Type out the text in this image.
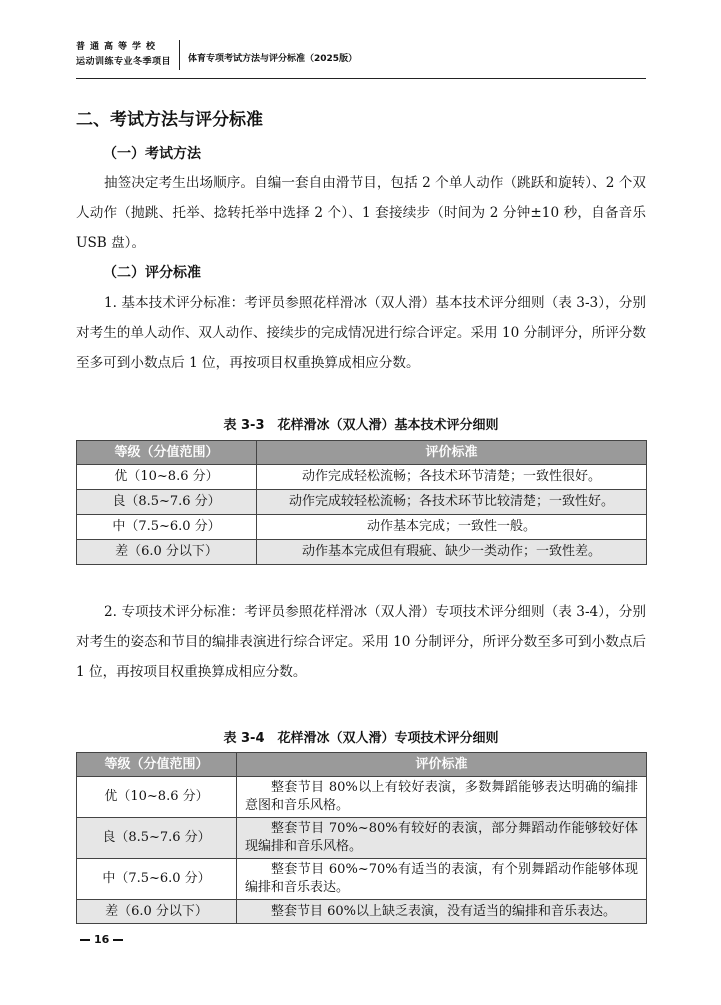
普通高等学校
运动训练专业冬季项目	体育专项考试方法与评分标准（2025版）
二、考试方法与评分标准
（一）考试方法
抽签决定考生出场顺序。自编一套自由滑节目，包括 2 个单人动作（跳跃和旋转）、2 个双人动作（抛跳、托举、捻转托举中选择 2 个）、1 套接续步（时间为 2 分钟±10 秒，自备音乐 USB 盘）。
（二）评分标准
1. 基本技术评分标准：考评员参照花样滑冰（双人滑）基本技术评分细则（表 3-3），分别对考生的单人动作、双人动作、接续步的完成情况进行综合评定。采用 10 分制评分，所评分数至多可到小数点后 1 位，再按项目权重换算成相应分数。
表 3-3　花样滑冰（双人滑）基本技术评分细则
等级（分值范围）	评价标准
优（10~8.6 分）	动作完成轻松流畅；各技术环节清楚；一致性很好。
良（8.5~7.6 分）	动作完成较轻松流畅；各技术环节比较清楚；一致性好。
中（7.5~6.0 分）	动作基本完成；一致性一般。
差（6.0 分以下）	动作基本完成但有瑕疵、缺少一类动作；一致性差。
2. 专项技术评分标准：考评员参照花样滑冰（双人滑）专项技术评分细则（表 3-4），分别对考生的姿态和节目的编排表演进行综合评定。采用 10 分制评分，所评分数至多可到小数点后 1 位，再按项目权重换算成相应分数。
表 3-4　花样滑冰（双人滑）专项技术评分细则
等级（分值范围）	评价标准
优（10~8.6 分）	整套节目 80%以上有较好表演，多数舞蹈能够表达明确的编排意图和音乐风格。
良（8.5~7.6 分）	整套节目 70%~80%有较好的表演，部分舞蹈动作能够较好体现编排和音乐风格。
中（7.5~6.0 分）	整套节目 60%~70%有适当的表演，有个别舞蹈动作能够体现编排和音乐表达。
差（6.0 分以下）	整套节目 60%以上缺乏表演，没有适当的编排和音乐表达。
16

TASK DIRECTIONS.
Check each line above for "整套节目" and return the ones that have it.

FINISHED EXERCISE.
优（10~8.6 分）	整套节目 80%以上有较好表演，多数舞蹈能够表达明确的编排意图和音乐风格。
良（8.5~7.6 分）	整套节目 70%~80%有较好的表演，部分舞蹈动作能够较好体现编排和音乐风格。
中（7.5~6.0 分）	整套节目 60%~70%有适当的表演，有个别舞蹈动作能够体现编排和音乐表达。
差（6.0 分以下）	整套节目 60%以上缺乏表演，没有适当的编排和音乐表达。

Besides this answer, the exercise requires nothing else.